Items from a figure collection
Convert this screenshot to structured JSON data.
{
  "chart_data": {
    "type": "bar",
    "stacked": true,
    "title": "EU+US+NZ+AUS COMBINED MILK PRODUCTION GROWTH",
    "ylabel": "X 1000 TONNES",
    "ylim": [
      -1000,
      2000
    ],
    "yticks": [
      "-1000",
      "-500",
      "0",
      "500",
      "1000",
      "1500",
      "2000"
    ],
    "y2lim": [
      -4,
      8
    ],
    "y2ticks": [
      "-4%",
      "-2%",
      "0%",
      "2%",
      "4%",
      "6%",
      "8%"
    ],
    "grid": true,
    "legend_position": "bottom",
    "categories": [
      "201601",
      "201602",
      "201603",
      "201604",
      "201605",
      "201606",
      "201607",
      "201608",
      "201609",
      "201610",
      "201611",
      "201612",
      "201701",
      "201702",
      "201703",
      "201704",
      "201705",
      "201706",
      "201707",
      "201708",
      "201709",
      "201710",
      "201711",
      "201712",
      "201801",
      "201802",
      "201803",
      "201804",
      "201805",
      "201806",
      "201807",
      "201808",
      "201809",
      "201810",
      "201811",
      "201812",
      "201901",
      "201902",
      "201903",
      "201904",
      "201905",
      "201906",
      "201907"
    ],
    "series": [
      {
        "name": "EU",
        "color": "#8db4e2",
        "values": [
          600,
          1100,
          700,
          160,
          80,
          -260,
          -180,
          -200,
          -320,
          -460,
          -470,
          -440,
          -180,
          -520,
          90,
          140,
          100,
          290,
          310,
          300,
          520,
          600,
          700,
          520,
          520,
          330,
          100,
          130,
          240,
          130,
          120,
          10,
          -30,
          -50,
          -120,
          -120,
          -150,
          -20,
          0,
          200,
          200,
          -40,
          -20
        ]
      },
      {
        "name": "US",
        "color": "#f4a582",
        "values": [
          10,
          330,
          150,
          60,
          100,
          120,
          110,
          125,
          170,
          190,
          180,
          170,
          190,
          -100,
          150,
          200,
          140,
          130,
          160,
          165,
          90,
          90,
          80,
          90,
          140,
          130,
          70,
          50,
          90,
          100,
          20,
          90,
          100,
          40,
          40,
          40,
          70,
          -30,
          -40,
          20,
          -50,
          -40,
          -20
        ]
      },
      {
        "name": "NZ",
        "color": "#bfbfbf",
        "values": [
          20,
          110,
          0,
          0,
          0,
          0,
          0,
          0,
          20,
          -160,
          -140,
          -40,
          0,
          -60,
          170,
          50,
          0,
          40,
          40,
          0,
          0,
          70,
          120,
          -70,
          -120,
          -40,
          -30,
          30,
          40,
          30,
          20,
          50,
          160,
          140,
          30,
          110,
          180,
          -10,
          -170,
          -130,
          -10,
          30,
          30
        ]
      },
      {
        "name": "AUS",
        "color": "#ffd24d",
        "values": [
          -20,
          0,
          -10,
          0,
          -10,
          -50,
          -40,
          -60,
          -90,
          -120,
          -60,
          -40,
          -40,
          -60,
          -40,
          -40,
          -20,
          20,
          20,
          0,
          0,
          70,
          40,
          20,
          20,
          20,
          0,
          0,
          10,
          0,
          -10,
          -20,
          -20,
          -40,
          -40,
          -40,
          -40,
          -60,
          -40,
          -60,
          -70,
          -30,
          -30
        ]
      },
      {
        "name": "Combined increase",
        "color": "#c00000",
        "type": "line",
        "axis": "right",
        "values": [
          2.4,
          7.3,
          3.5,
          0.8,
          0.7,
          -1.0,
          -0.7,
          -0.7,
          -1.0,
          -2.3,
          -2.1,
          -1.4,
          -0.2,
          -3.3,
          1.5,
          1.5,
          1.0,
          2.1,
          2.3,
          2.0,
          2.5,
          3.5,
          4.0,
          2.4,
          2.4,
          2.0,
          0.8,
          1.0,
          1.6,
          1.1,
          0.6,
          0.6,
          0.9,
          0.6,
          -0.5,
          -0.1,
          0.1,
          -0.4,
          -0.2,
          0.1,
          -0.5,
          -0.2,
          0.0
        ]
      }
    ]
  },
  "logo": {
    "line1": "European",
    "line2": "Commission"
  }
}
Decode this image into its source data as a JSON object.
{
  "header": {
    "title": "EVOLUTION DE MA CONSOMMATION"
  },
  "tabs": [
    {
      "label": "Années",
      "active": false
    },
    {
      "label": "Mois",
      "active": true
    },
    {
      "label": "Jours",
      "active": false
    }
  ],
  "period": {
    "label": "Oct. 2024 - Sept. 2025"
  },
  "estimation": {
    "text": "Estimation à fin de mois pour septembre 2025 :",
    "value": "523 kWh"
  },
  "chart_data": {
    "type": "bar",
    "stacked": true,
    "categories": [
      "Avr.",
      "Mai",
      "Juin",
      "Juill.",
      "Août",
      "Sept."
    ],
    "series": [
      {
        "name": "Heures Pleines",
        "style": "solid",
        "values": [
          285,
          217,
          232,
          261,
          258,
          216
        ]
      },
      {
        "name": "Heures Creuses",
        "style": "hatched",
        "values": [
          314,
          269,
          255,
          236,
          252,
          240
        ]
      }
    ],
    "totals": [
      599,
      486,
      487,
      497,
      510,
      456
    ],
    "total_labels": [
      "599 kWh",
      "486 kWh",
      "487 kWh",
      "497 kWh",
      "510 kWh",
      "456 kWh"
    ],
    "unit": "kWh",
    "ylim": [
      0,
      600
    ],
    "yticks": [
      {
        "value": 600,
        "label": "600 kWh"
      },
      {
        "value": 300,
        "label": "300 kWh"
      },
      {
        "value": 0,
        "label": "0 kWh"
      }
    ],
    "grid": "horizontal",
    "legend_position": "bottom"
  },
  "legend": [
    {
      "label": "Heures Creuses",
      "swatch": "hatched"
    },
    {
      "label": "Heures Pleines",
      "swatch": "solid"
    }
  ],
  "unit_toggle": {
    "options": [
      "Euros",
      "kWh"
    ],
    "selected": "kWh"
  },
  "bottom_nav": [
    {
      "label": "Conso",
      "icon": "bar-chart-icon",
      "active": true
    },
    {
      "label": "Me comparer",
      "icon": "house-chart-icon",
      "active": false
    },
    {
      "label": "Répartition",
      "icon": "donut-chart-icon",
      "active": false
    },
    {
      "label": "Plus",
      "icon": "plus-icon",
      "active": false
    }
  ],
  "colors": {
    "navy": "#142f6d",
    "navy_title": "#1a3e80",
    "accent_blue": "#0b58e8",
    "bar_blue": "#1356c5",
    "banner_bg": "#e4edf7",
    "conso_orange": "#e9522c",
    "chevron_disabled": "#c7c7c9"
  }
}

## Written task
Show every line from the entries above in which "Pleines" appears.

## Exercise solution
        "name": "Heures Pleines",
      "label": "Heures Pleines",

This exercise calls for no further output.